-------- AVAILABLE RECORDS --------

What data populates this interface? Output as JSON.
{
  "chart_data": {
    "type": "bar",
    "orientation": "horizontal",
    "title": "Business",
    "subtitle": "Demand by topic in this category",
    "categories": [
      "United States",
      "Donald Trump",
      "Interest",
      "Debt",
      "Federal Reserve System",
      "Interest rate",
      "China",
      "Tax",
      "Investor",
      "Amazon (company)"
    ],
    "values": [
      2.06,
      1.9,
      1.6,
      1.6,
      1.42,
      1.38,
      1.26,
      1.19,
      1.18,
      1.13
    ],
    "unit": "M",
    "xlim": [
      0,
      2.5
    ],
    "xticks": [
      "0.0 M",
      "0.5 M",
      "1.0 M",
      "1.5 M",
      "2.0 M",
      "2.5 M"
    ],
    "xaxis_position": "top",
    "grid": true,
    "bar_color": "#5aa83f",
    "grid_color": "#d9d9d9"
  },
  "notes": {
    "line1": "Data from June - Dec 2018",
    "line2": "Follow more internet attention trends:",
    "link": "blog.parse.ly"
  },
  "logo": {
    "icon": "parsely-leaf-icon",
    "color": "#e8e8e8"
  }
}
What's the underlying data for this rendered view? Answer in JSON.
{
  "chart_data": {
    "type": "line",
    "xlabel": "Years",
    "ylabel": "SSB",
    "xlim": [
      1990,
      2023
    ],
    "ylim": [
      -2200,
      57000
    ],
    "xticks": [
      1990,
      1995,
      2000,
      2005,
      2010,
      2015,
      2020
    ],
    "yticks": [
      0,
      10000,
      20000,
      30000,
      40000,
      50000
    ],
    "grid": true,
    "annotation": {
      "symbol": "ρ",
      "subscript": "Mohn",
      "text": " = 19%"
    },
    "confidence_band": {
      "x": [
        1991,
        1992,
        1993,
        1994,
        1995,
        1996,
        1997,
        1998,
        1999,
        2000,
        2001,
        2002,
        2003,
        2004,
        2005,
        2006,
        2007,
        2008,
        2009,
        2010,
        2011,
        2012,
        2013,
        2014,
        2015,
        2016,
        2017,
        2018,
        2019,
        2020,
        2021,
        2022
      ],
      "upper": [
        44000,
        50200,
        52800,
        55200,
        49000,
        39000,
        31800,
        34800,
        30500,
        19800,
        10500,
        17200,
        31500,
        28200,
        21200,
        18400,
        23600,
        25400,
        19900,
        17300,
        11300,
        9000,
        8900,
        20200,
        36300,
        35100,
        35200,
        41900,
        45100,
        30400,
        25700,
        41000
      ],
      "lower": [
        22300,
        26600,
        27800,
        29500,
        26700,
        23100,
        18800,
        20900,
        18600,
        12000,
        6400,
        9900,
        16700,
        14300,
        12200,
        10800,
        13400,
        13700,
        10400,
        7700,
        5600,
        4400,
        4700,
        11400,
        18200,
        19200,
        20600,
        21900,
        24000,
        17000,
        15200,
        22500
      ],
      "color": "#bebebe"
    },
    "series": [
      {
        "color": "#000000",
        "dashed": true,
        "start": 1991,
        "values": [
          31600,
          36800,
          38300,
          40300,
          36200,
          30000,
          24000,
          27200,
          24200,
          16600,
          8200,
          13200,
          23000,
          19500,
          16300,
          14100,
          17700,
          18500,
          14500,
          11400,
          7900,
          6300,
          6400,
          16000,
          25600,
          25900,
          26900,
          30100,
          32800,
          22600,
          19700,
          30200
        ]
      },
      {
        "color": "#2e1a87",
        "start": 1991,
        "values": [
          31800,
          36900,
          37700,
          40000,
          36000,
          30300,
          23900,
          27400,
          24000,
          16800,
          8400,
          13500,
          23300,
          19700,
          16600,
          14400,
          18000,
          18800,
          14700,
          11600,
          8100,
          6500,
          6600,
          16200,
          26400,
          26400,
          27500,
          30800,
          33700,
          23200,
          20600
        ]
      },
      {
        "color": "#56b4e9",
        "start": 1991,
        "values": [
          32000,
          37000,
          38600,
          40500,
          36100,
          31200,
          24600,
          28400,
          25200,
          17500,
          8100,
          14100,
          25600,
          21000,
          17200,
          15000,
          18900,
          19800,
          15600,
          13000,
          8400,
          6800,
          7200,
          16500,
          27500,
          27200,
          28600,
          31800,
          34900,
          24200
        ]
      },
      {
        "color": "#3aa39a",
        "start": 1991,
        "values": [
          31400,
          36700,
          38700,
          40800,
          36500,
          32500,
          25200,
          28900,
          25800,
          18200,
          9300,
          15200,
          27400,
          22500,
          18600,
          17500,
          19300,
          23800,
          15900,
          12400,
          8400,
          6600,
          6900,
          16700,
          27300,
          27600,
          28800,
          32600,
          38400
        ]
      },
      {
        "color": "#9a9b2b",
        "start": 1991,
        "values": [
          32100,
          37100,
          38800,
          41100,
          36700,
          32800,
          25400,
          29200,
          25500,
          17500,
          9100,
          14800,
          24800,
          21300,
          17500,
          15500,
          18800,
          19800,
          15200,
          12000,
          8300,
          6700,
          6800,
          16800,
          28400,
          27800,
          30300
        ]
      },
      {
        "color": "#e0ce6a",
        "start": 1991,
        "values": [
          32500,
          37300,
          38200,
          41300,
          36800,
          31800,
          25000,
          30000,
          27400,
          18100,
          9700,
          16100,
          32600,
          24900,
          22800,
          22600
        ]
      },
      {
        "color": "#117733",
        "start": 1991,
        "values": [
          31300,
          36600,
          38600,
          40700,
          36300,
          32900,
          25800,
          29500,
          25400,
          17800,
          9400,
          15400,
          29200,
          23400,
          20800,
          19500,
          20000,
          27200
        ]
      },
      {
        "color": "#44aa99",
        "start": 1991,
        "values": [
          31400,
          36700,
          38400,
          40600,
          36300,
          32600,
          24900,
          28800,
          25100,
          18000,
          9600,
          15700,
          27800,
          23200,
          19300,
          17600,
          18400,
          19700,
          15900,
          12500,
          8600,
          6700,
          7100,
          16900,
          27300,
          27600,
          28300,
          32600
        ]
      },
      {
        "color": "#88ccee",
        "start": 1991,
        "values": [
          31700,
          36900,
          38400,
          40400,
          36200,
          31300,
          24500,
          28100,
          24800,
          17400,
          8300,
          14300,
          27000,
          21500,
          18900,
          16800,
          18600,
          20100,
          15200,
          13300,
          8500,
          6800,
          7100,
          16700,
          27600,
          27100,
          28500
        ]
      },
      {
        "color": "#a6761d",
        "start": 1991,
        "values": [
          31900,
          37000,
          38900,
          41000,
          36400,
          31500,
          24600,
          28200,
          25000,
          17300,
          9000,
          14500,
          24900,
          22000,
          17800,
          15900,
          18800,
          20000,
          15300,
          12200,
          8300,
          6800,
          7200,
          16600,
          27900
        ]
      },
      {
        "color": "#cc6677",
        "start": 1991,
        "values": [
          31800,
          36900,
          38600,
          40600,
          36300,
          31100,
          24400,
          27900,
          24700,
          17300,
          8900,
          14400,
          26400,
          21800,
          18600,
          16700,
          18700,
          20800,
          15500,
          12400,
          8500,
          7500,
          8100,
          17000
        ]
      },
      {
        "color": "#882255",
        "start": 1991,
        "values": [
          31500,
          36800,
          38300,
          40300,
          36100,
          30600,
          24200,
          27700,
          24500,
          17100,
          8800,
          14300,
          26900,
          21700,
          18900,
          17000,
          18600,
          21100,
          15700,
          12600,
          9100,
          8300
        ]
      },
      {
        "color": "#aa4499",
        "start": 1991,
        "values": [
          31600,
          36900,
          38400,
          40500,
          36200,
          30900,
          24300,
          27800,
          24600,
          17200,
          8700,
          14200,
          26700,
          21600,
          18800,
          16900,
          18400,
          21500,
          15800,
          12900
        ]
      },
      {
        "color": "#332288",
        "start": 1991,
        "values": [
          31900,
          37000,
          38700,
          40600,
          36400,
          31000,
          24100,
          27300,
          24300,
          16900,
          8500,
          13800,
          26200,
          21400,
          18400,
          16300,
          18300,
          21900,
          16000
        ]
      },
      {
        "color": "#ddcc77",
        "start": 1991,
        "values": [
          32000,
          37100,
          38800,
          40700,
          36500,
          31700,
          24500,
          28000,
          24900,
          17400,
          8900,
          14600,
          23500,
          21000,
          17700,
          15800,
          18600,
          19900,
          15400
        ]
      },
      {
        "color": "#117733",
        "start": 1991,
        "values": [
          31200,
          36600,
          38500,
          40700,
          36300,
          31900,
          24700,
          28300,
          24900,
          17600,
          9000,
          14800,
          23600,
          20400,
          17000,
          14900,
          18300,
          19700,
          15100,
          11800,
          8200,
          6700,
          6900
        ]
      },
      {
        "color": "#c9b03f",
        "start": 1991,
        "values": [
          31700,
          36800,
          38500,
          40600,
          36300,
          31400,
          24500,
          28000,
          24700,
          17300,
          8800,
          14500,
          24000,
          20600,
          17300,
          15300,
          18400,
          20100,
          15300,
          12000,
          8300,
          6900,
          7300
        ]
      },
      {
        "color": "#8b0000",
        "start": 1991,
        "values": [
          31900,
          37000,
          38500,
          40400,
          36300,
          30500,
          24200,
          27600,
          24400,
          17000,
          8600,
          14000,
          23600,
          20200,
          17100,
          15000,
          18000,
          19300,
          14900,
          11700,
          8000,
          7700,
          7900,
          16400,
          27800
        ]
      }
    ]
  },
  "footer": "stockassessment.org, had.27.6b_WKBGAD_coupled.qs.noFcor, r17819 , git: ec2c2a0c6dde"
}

--------

THE REQUEST
Scan the records above for the string "What", then select every line that holds it.

COMPLETE OUTPUT
What data populates this interface? Output as JSON.
What's the underlying data for this rendered view? Answer in JSON.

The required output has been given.